Work to do — Your task is to copy every line of the entries that contains "National".
───── Data to use ─────
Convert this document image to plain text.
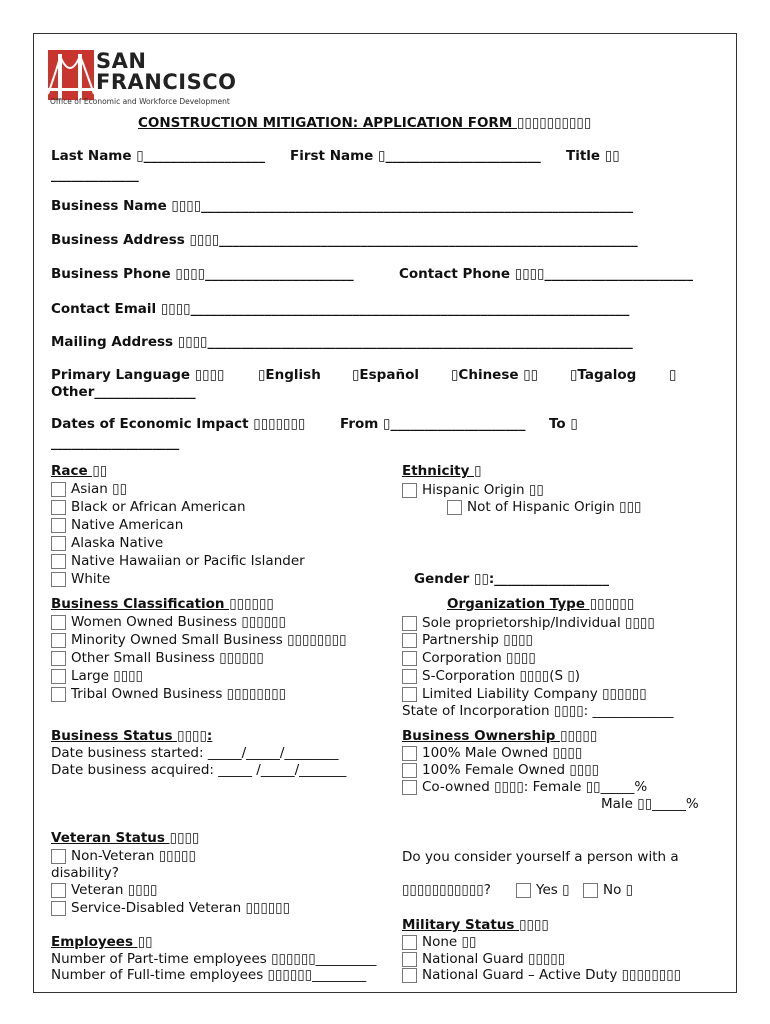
SAN
FRANCISCO
Office of Economic and Workforce Development
CONSTRUCTION MITIGATION: APPLICATION FORM ▯▯▯▯▯▯▯▯▯▯
Last Name ▯__________________ First Name ▯_______________________ Title ▯▯
_____________
Business Name ▯▯▯▯________________________________________________________________
Business Address ▯▯▯▯______________________________________________________________
Business Phone ▯▯▯▯______________________	Contact Phone ▯▯▯▯______________________
Contact Email ▯▯▯▯_________________________________________________________________
Mailing Address ▯▯▯▯_______________________________________________________________
Primary Language ▯▯▯▯ ▯English ▯Español ▯Chinese ▯▯ ▯Tagalog ▯
Other_______________
Dates of Economic Impact ▯▯▯▯▯▯▯	From ▯____________________ To ▯
___________________
Race ▯▯
Asian ▯▯
Black or African American
Native American
Alaska Native
Native Hawaiian or Pacific Islander
White
Ethnicity ▯
Hispanic Origin ▯▯
Not of Hispanic Origin ▯▯▯
Gender ▯▯:_________________
Business Classification ▯▯▯▯▯▯
Women Owned Business ▯▯▯▯▯▯
Minority Owned Small Business ▯▯▯▯▯▯▯▯
Other Small Business ▯▯▯▯▯▯
Large ▯▯▯▯
Tribal Owned Business ▯▯▯▯▯▯▯▯
Organization Type ▯▯▯▯▯▯
Sole proprietorship/Individual ▯▯▯▯
Partnership ▯▯▯▯
Corporation ▯▯▯▯
S-Corporation ▯▯▯▯(S ▯)
Limited Liability Company ▯▯▯▯▯▯
State of Incorporation ▯▯▯▯: ____________
Business Status ▯▯▯▯:
Date business started: _____/_____/________
Date business acquired: _____ /_____/_______
Business Ownership ▯▯▯▯▯
100% Male Owned ▯▯▯▯
100% Female Owned ▯▯▯▯
Co-owned ▯▯▯▯: Female ▯▯_____%
Male ▯▯_____%
Veteran Status ▯▯▯▯
Non-Veteran ▯▯▯▯▯
disability?
Veteran ▯▯▯▯
Service-Disabled Veteran ▯▯▯▯▯▯
Do you consider yourself a person with a
▯▯▯▯▯▯▯▯▯▯▯?	Yes ▯	No ▯
Employees ▯▯
Number of Part-time employees ▯▯▯▯▯▯_________
Number of Full-time employees ▯▯▯▯▯▯________
Military Status ▯▯▯▯
None ▯▯
National Guard ▯▯▯▯▯
National Guard – Active Duty ▯▯▯▯▯▯▯▯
─────
Solution for this task —
National Guard ▯▯▯▯▯
National Guard – Active Duty ▯▯▯▯▯▯▯▯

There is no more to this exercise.